Exercise inputs
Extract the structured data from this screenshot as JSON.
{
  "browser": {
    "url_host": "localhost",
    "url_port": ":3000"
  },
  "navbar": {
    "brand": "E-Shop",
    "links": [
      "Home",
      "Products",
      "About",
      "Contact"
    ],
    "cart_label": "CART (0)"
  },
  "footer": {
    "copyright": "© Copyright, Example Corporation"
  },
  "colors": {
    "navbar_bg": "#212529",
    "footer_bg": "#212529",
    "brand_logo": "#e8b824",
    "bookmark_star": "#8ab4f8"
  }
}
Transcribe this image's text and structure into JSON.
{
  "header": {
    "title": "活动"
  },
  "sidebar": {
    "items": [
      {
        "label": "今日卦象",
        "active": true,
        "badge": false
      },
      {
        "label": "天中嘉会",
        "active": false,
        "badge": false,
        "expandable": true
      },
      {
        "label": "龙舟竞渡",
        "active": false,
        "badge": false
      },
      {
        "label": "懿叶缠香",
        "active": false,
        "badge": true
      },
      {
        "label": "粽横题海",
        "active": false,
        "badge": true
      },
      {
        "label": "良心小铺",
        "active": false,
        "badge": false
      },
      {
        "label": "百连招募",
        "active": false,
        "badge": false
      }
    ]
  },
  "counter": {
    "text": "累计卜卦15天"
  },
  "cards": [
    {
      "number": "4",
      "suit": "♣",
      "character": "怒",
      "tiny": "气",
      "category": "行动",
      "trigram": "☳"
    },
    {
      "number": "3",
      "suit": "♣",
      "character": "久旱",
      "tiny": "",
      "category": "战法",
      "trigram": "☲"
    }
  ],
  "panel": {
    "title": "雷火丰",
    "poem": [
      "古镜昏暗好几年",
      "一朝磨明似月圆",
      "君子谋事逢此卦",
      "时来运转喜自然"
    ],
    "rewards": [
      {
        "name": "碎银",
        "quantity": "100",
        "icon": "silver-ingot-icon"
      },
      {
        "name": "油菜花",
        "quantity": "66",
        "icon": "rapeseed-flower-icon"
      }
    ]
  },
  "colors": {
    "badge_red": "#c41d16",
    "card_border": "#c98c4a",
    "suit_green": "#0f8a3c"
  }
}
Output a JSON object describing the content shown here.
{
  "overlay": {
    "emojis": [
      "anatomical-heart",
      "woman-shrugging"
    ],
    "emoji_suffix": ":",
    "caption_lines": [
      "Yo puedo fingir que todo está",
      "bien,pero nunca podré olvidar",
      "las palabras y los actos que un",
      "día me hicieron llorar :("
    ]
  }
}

Problem description
Reproduce the records in full, exactly as written.

Result of the task
Extract the structured data from this screenshot as JSON.
{
  "browser": {
    "url_host": "localhost",
    "url_port": ":3000"
  },
  "navbar": {
    "brand": "E-Shop",
    "links": [
      "Home",
      "Products",
      "About",
      "Contact"
    ],
    "cart_label": "CART (0)"
  },
  "footer": {
    "copyright": "© Copyright, Example Corporation"
  },
  "colors": {
    "navbar_bg": "#212529",
    "footer_bg": "#212529",
    "brand_logo": "#e8b824",
    "bookmark_star": "#8ab4f8"
  }
}
Transcribe this image's text and structure into JSON.
{
  "header": {
    "title": "活动"
  },
  "sidebar": {
    "items": [
      {
        "label": "今日卦象",
        "active": true,
        "badge": false
      },
      {
        "label": "天中嘉会",
        "active": false,
        "badge": false,
        "expandable": true
      },
      {
        "label": "龙舟竞渡",
        "active": false,
        "badge": false
      },
      {
        "label": "懿叶缠香",
        "active": false,
        "badge": true
      },
      {
        "label": "粽横题海",
        "active": false,
        "badge": true
      },
      {
        "label": "良心小铺",
        "active": false,
        "badge": false
      },
      {
        "label": "百连招募",
        "active": false,
        "badge": false
      }
    ]
  },
  "counter": {
    "text": "累计卜卦15天"
  },
  "cards": [
    {
      "number": "4",
      "suit": "♣",
      "character": "怒",
      "tiny": "气",
      "category": "行动",
      "trigram": "☳"
    },
    {
      "number": "3",
      "suit": "♣",
      "character": "久旱",
      "tiny": "",
      "category": "战法",
      "trigram": "☲"
    }
  ],
  "panel": {
    "title": "雷火丰",
    "poem": [
      "古镜昏暗好几年",
      "一朝磨明似月圆",
      "君子谋事逢此卦",
      "时来运转喜自然"
    ],
    "rewards": [
      {
        "name": "碎银",
        "quantity": "100",
        "icon": "silver-ingot-icon"
      },
      {
        "name": "油菜花",
        "quantity": "66",
        "icon": "rapeseed-flower-icon"
      }
    ]
  },
  "colors": {
    "badge_red": "#c41d16",
    "card_border": "#c98c4a",
    "suit_green": "#0f8a3c"
  }
}
Output a JSON object describing the content shown here.
{
  "overlay": {
    "emojis": [
      "anatomical-heart",
      "woman-shrugging"
    ],
    "emoji_suffix": ":",
    "caption_lines": [
      "Yo puedo fingir que todo está",
      "bien,pero nunca podré olvidar",
      "las palabras y los actos que un",
      "día me hicieron llorar :("
    ]
  }
}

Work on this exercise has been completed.